_TASK OBJECTIVE:_
Find each line with the string "historical" and copy it.

Structured figure records

━━━━

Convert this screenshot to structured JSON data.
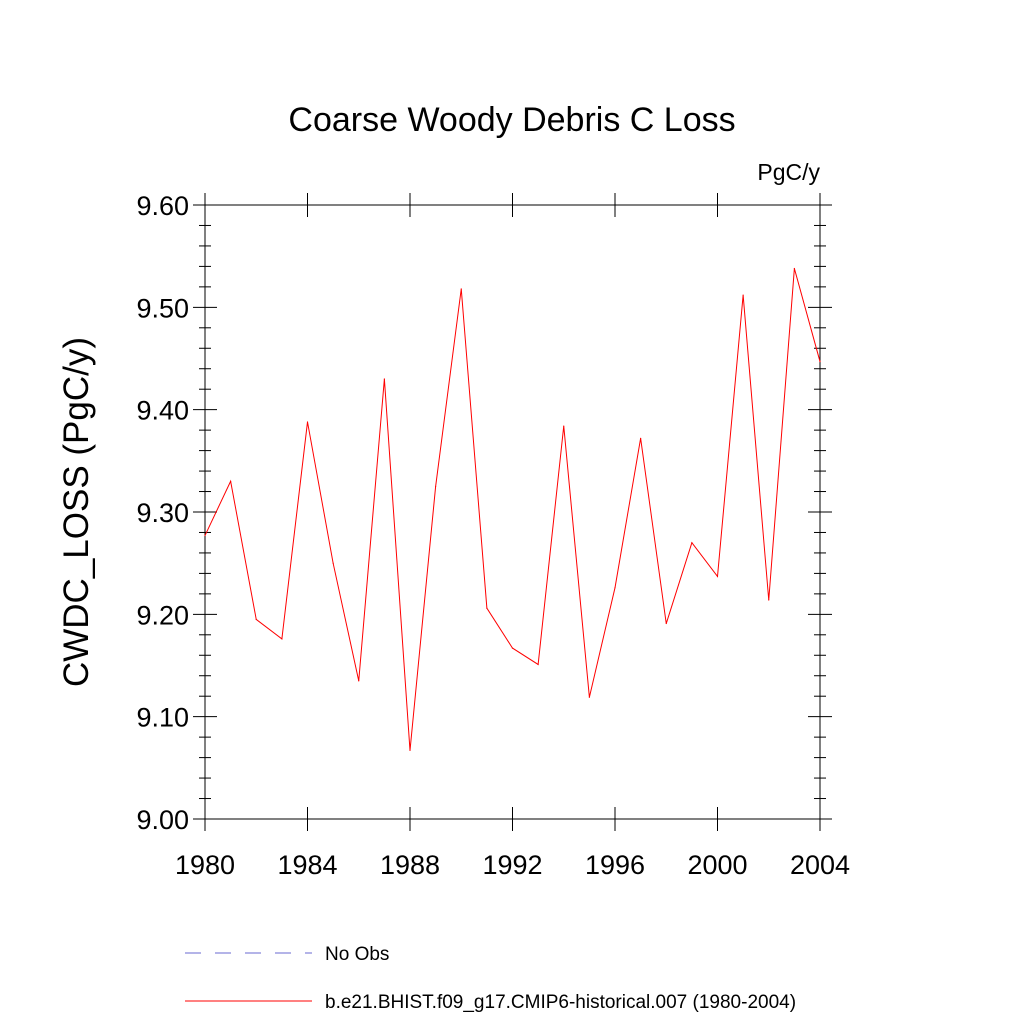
{
  "chart_data": {
    "type": "line",
    "title": "Coarse Woody Debris C Loss",
    "units_label": "PgC/y",
    "ylabel": "CWDC_LOSS  (PgC/y)",
    "xlabel": "",
    "xlim": [
      1980,
      2004
    ],
    "ylim": [
      9.0,
      9.6
    ],
    "x_ticks": [
      "1980",
      "1984",
      "1988",
      "1992",
      "1996",
      "2000",
      "2004"
    ],
    "y_ticks": [
      "9.00",
      "9.10",
      "9.20",
      "9.30",
      "9.40",
      "9.50",
      "9.60"
    ],
    "grid": false,
    "legend_position": "bottom",
    "series": [
      {
        "name": "b.e21.BHIST.f09_g17.CMIP6-historical.007 (1980-2004)",
        "color": "#ff0000",
        "style": "solid",
        "x": [
          1980,
          1981,
          1982,
          1983,
          1984,
          1985,
          1986,
          1987,
          1988,
          1989,
          1990,
          1991,
          1992,
          1993,
          1994,
          1995,
          1996,
          1997,
          1998,
          1999,
          2000,
          2001,
          2002,
          2003,
          2004
        ],
        "values": [
          9.277,
          9.33,
          9.195,
          9.176,
          9.388,
          9.25,
          9.135,
          9.43,
          9.067,
          9.325,
          9.518,
          9.206,
          9.167,
          9.151,
          9.384,
          9.119,
          9.226,
          9.372,
          9.191,
          9.27,
          9.237,
          9.512,
          9.214,
          9.538,
          9.447
        ]
      }
    ],
    "legend": [
      {
        "label": "No Obs",
        "color": "#6a6ad0",
        "style": "dashed"
      },
      {
        "label": "b.e21.BHIST.f09_g17.CMIP6-historical.007 (1980-2004)",
        "color": "#ff0000",
        "style": "solid"
      }
    ]
  }
}
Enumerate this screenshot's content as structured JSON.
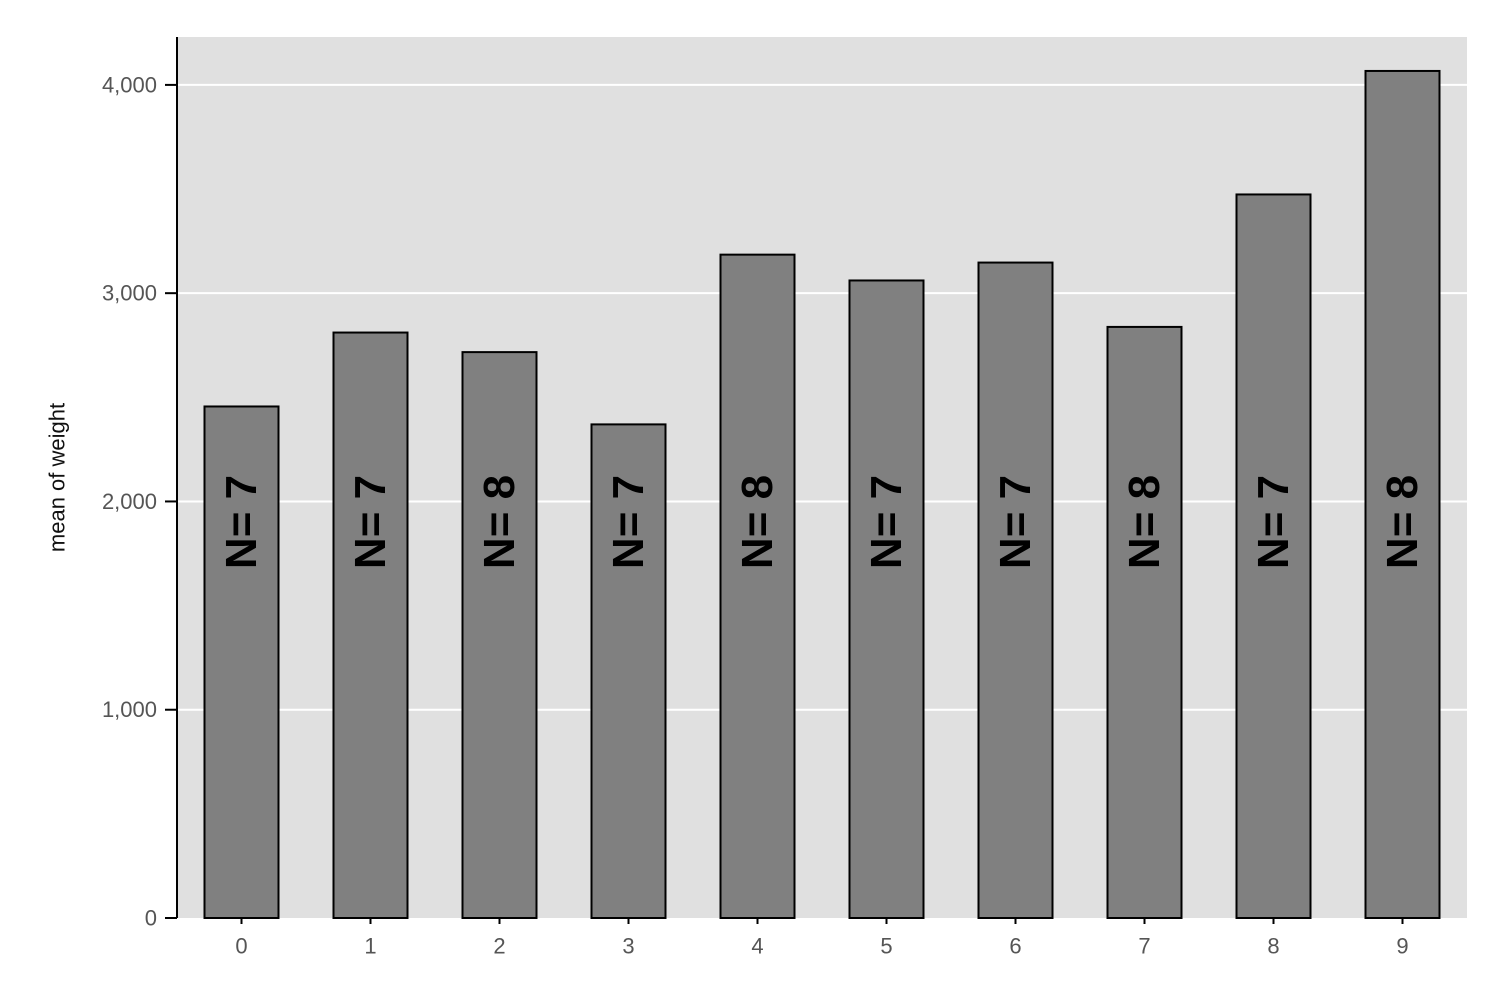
{
  "chart_data": {
    "type": "bar",
    "categories": [
      "0",
      "1",
      "2",
      "3",
      "4",
      "5",
      "6",
      "7",
      "8",
      "9"
    ],
    "values": [
      2456,
      2811,
      2717,
      2370,
      3185,
      3061,
      3147,
      2838,
      3474,
      4067
    ],
    "bar_labels": [
      "N= 7",
      "N= 7",
      "N= 8",
      "N= 7",
      "N= 8",
      "N= 7",
      "N= 7",
      "N= 8",
      "N= 7",
      "N= 8"
    ],
    "ylabel": "mean of weight",
    "ylim": [
      0,
      4230
    ],
    "yticks": [
      0,
      1000,
      2000,
      3000,
      4000
    ],
    "ytick_labels": [
      "0",
      "1,000",
      "2,000",
      "3,000",
      "4,000"
    ],
    "grid": true,
    "colors": {
      "plot_background": "#e0e0e0",
      "bar_fill": "#808080",
      "bar_stroke": "#000000",
      "gridline": "#ffffff"
    }
  }
}
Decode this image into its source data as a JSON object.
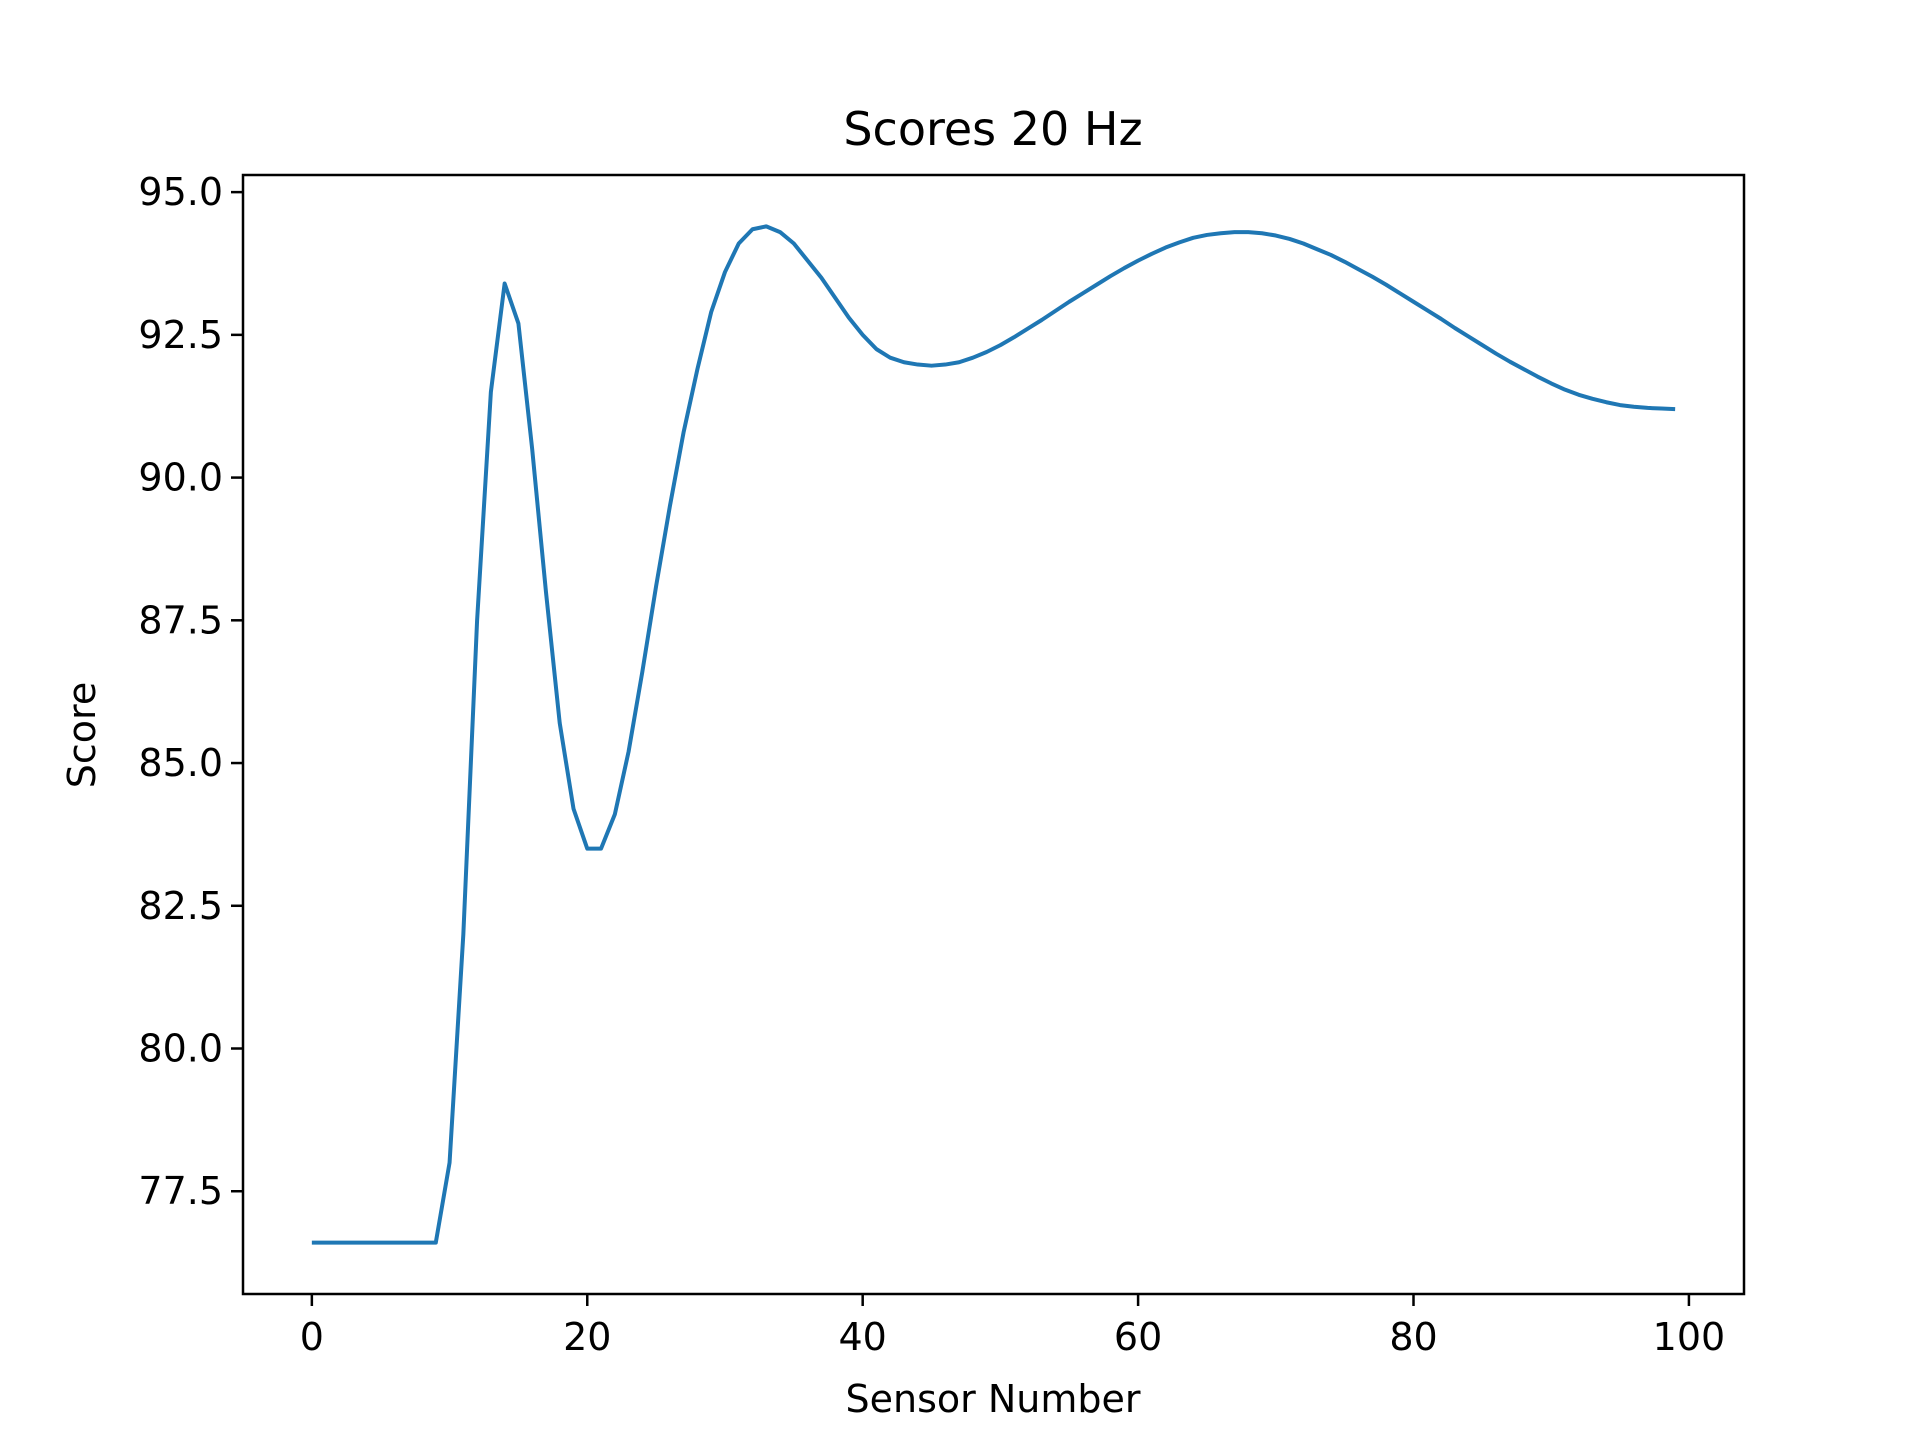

━━━━

_ANSWER TO THE TASK:_
        "name": "b.e21.BHIST.f09_g17.CMIP6-historical.007 (1980-2004)",
        "label": "b.e21.BHIST.f09_g17.CMIP6-historical.007 (1980-2004)",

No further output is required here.